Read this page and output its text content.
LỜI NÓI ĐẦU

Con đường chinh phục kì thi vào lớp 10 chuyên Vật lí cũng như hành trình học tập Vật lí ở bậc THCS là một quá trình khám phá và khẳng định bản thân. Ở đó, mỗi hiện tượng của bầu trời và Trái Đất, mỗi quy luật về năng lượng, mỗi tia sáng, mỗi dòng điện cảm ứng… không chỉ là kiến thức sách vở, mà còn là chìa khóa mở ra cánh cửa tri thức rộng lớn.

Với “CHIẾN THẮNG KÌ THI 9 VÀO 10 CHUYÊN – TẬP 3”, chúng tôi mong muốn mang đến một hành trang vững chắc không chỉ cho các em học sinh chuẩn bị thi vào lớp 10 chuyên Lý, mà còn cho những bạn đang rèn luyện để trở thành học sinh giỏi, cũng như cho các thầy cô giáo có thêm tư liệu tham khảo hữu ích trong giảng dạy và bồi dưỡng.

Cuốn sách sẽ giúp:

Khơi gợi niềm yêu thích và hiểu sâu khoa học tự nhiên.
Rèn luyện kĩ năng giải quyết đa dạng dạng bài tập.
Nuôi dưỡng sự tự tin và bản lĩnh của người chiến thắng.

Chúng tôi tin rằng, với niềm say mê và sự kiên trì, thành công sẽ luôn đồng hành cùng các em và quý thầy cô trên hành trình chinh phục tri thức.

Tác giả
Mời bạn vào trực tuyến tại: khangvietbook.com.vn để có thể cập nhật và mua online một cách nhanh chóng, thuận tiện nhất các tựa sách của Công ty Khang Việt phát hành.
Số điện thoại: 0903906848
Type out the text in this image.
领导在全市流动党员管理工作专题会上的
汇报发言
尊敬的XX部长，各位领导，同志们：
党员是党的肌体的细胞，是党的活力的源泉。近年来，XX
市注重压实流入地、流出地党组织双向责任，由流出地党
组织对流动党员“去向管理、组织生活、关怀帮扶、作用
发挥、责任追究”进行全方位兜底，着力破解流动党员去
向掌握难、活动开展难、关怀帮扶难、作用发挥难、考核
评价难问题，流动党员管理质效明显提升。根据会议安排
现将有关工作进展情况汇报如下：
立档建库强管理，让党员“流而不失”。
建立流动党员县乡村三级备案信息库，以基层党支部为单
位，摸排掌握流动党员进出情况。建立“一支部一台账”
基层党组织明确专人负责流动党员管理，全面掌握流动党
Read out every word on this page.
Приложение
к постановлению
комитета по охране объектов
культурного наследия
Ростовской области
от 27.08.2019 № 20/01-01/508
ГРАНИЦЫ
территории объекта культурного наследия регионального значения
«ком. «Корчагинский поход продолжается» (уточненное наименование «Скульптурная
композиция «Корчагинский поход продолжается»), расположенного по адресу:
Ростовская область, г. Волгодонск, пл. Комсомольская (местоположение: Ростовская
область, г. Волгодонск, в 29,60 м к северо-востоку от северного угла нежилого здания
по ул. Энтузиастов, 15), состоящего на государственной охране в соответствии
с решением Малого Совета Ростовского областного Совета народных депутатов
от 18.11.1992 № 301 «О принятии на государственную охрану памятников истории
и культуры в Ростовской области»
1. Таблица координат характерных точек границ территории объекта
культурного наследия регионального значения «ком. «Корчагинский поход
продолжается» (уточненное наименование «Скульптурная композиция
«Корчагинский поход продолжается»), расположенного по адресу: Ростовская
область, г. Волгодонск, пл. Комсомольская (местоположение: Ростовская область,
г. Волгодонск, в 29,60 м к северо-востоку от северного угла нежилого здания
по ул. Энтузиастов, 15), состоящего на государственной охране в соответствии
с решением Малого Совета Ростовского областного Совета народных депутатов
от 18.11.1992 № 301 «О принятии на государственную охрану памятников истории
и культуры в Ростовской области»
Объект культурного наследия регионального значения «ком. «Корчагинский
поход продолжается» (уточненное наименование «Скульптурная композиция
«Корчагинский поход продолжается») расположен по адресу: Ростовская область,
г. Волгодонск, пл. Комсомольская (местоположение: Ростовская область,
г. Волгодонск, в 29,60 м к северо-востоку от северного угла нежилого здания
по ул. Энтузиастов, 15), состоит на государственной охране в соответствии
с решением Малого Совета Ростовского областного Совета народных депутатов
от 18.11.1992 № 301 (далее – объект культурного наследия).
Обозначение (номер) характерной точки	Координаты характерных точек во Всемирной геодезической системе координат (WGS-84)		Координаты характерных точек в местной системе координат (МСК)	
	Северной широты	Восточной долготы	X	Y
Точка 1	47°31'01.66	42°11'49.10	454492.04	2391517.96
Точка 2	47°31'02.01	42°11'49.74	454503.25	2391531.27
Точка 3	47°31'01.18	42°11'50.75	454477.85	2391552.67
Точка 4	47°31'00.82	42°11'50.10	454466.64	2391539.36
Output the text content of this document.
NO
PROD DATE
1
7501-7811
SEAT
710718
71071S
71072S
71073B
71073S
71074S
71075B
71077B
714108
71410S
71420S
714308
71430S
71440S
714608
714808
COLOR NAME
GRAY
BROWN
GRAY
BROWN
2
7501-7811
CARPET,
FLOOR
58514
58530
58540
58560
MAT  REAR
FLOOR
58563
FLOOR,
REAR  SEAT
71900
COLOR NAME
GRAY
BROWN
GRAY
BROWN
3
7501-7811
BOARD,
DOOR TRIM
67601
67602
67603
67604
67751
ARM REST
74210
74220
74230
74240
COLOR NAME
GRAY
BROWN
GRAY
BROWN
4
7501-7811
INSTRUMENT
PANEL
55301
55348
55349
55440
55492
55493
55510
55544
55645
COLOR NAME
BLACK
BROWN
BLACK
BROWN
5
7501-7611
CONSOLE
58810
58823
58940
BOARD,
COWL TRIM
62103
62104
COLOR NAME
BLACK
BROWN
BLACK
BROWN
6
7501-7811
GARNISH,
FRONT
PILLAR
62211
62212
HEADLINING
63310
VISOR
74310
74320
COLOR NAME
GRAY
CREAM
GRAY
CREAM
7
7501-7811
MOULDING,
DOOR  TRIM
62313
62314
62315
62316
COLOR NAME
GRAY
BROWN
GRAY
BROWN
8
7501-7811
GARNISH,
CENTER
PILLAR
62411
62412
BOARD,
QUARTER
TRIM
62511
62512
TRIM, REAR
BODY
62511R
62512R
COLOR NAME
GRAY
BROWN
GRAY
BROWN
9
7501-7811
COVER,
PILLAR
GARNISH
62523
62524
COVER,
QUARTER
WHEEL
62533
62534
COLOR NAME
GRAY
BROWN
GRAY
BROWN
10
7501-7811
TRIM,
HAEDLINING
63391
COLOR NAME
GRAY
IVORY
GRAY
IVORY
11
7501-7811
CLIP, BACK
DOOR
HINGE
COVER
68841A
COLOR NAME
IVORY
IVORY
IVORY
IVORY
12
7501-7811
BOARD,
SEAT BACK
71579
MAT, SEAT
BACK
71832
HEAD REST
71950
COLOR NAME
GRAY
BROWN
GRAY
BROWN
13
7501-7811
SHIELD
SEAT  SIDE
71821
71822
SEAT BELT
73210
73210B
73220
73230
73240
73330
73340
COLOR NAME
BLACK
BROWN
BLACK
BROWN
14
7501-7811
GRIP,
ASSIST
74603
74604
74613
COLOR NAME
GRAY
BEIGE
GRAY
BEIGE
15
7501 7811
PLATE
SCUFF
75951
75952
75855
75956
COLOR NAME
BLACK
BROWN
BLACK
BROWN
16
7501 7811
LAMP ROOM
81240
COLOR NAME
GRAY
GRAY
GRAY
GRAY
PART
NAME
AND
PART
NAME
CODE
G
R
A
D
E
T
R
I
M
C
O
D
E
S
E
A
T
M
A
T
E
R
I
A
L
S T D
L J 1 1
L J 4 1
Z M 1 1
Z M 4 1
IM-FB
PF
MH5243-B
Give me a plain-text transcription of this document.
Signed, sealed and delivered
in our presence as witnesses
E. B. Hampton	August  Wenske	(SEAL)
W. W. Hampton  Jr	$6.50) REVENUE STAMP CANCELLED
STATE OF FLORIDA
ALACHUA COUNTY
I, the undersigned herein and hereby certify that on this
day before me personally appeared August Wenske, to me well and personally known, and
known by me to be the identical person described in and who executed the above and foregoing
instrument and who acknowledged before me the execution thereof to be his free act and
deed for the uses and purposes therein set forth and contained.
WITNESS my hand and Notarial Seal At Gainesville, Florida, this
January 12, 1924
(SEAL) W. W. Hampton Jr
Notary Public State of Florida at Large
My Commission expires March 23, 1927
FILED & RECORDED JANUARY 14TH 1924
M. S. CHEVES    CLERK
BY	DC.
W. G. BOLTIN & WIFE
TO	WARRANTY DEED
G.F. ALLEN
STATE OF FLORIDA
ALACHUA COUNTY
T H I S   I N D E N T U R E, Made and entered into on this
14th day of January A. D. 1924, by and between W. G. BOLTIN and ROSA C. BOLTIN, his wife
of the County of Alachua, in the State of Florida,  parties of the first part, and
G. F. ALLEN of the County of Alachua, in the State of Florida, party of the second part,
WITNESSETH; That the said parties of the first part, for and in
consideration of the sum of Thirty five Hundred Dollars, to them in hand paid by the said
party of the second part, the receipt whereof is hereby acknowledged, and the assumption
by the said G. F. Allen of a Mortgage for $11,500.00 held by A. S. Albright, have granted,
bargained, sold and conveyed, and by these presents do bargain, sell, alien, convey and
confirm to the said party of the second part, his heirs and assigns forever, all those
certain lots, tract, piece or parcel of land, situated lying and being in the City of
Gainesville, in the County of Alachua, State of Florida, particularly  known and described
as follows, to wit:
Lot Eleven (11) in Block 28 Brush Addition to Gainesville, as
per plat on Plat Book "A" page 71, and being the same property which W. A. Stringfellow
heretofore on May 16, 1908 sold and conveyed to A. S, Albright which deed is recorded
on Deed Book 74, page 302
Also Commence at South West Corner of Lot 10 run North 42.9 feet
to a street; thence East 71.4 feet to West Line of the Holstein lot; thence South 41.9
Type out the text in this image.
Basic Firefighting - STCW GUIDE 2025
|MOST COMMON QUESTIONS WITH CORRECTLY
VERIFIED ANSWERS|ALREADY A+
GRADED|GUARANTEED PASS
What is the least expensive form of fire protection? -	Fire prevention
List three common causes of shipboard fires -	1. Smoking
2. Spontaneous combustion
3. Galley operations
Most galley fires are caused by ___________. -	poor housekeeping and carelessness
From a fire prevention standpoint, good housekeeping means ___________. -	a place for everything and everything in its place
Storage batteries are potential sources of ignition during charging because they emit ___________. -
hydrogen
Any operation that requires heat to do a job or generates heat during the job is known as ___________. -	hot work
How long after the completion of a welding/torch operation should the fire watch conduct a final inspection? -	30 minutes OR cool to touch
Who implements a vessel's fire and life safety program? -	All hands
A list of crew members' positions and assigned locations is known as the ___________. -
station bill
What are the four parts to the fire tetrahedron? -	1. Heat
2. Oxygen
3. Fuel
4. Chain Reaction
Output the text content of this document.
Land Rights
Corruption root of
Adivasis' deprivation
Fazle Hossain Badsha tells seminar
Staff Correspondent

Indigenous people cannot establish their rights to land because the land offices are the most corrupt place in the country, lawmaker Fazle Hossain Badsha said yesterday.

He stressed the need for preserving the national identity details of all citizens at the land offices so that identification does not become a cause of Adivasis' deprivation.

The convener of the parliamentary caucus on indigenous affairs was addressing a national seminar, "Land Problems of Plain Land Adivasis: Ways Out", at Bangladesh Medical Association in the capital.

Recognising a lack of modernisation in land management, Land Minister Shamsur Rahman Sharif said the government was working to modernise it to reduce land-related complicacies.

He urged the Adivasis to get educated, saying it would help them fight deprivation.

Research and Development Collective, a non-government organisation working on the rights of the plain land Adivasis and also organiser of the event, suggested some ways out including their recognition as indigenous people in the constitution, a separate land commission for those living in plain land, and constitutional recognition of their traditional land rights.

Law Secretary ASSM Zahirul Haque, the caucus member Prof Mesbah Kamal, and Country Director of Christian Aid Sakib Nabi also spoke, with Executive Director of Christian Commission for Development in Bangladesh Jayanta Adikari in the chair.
============================================================
What needs to be done
Filter the listing above by the word "parties"; copy each line that passes.

Response
of the County of Alachua, in the State of Florida,  parties of the first part, and
WITNESSETH; That the said parties of the first part, for and in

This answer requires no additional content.